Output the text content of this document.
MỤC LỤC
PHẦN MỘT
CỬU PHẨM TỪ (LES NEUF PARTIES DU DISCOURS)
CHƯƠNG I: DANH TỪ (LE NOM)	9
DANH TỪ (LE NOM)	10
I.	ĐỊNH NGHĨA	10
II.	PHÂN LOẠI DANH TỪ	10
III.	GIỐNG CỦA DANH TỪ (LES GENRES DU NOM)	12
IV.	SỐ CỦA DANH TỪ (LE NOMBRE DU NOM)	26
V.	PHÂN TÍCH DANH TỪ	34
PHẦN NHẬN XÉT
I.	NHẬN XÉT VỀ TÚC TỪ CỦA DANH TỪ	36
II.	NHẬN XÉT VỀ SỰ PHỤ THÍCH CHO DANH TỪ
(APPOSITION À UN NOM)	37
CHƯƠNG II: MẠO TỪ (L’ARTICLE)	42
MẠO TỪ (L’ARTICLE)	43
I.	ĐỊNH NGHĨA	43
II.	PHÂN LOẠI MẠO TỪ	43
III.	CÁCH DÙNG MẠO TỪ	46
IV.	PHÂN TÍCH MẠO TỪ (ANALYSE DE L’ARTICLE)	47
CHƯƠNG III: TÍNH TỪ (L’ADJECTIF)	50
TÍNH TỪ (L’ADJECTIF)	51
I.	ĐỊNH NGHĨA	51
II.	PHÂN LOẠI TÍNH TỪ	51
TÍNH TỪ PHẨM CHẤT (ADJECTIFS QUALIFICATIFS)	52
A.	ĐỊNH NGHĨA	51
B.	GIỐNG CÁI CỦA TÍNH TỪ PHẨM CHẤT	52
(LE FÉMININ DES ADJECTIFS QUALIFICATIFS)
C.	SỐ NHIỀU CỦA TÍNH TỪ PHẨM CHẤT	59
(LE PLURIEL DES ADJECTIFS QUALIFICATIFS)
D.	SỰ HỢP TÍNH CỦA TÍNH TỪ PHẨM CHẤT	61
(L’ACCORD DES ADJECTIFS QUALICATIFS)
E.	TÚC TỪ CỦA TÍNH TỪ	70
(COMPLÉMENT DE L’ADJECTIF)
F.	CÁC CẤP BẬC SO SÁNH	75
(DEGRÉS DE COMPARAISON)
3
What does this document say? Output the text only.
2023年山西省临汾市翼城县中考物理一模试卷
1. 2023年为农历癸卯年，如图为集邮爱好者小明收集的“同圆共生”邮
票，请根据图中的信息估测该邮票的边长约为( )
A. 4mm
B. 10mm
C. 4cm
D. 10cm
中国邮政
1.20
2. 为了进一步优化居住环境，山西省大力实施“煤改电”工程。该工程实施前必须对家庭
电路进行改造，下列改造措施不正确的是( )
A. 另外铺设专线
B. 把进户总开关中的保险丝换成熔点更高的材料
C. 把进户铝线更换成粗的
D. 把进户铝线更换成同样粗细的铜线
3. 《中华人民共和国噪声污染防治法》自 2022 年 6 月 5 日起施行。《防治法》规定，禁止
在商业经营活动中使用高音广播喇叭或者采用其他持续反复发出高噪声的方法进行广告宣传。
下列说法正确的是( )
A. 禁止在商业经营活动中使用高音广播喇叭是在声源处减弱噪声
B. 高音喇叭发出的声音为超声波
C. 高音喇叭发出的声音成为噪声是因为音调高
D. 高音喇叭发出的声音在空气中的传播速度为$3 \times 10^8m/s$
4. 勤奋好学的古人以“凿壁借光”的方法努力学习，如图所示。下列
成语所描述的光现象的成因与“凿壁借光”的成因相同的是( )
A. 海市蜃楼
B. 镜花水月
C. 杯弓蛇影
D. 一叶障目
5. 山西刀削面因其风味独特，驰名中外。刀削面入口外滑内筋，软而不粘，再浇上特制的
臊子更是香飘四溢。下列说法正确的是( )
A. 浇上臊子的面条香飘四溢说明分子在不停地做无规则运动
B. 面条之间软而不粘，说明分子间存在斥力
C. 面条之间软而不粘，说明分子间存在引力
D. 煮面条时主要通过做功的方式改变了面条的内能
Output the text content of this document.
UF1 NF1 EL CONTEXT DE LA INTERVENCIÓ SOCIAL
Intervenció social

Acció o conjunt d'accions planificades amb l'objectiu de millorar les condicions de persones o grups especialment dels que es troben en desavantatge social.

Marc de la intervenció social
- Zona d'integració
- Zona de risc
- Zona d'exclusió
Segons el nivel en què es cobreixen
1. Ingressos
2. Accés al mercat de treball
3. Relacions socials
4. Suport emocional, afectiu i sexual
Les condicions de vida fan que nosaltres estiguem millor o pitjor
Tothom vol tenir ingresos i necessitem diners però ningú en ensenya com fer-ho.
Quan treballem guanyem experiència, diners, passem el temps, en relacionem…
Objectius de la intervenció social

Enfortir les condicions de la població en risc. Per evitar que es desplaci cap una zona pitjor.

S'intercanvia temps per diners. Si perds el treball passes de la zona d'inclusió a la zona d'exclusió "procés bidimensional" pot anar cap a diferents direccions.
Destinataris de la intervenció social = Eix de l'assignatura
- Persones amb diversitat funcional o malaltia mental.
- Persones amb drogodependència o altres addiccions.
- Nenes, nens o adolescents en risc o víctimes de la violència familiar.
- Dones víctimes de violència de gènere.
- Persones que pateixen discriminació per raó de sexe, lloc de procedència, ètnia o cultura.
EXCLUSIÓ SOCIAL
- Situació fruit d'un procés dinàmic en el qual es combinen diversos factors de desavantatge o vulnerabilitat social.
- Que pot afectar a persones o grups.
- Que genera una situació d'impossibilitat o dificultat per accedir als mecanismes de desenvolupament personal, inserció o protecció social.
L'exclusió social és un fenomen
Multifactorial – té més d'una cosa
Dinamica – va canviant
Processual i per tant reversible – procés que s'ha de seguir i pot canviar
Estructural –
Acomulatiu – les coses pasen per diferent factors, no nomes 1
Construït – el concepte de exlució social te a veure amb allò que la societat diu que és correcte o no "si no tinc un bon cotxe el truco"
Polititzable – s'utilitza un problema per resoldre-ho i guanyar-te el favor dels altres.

====

## Given problem
Show the lines of the records that include the string "dels".

## Worked answer
Acció o conjunt d'accions planificades amb l'objectiu de millorar les condicions de persones o grups especialment dels que es troben en desavantatge social.
Polititzable – s'utilitza un problema per resoldre-ho i guanyar-te el favor dels altres.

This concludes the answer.